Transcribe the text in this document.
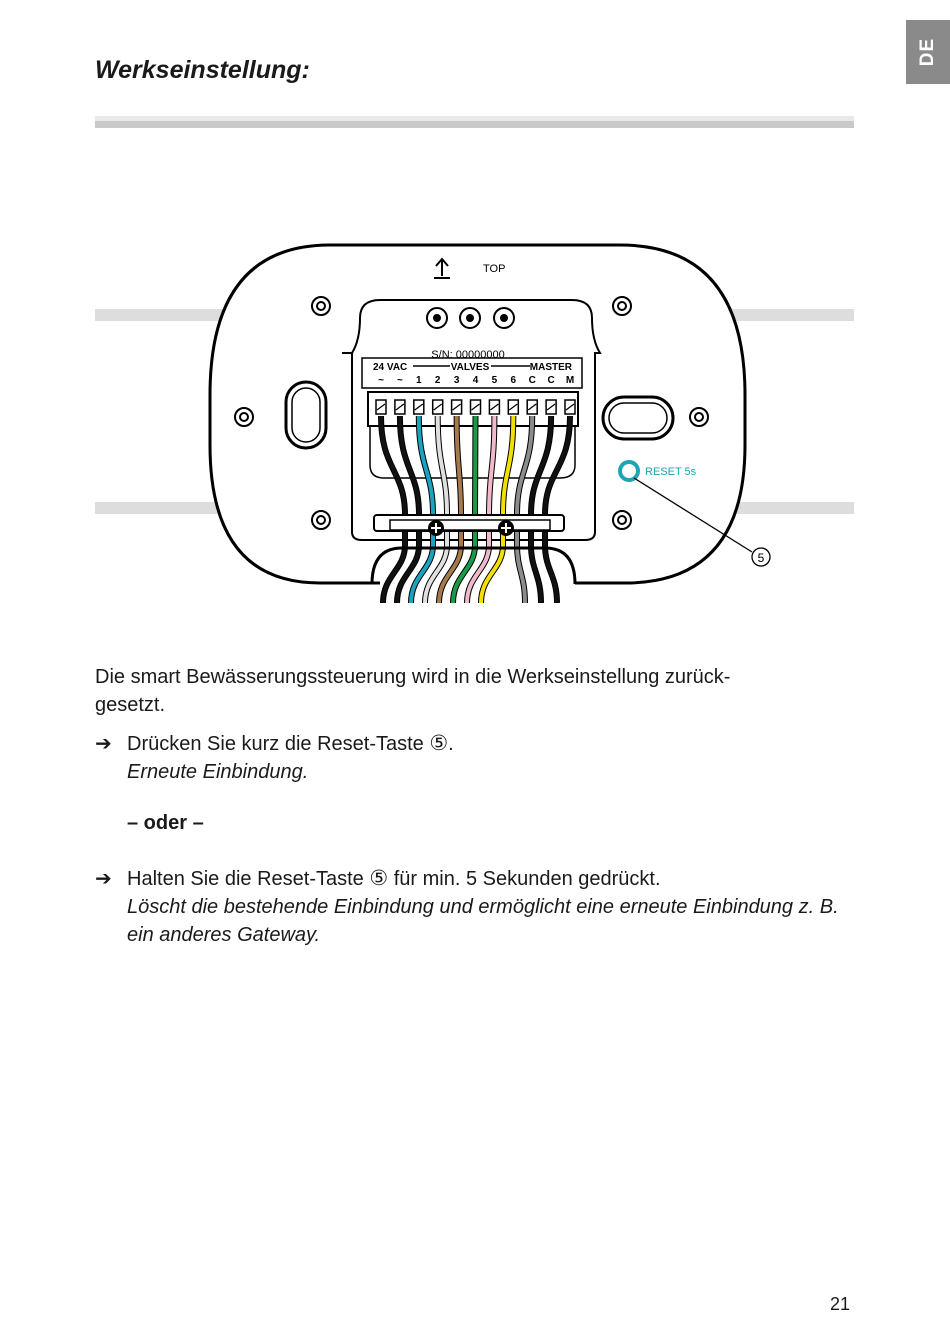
DE
Werkseinstellung:
TOP
S/N: 00000000
24 VAC	VALVES	MASTER
~ ~ 1 2 3 4 5 6 C C M
RESET 5s
5

Die smart Bewässerungssteuerung wird in die Werkseinstellung zurück-gesetzt.

➔ Drücken Sie kurz die Reset-Taste ⑤.
Erneute Einbindung.
– oder –
➔ Halten Sie die Reset-Taste ⑤ für min. 5 Sekunden gedrückt.
Löscht die bestehende Einbindung und ermöglicht eine erneute Einbindung z. B. ein anderes Gateway.
21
━━━━━━
▶ **What to work on**
Output the material word for word, omitting its pictures.

▶ **Task output**
Transcribe the text in this document.
DE
Werkseinstellung:
TOP
S/N: 00000000
24 VAC	VALVES	MASTER
~ ~ 1 2 3 4 5 6 C C M
RESET 5s
5

Die smart Bewässerungssteuerung wird in die Werkseinstellung zurück-gesetzt.

➔ Drücken Sie kurz die Reset-Taste ⑤.
Erneute Einbindung.
– oder –
➔ Halten Sie die Reset-Taste ⑤ für min. 5 Sekunden gedrückt.
Löscht die bestehende Einbindung und ermöglicht eine erneute Einbindung z. B. ein anderes Gateway.
21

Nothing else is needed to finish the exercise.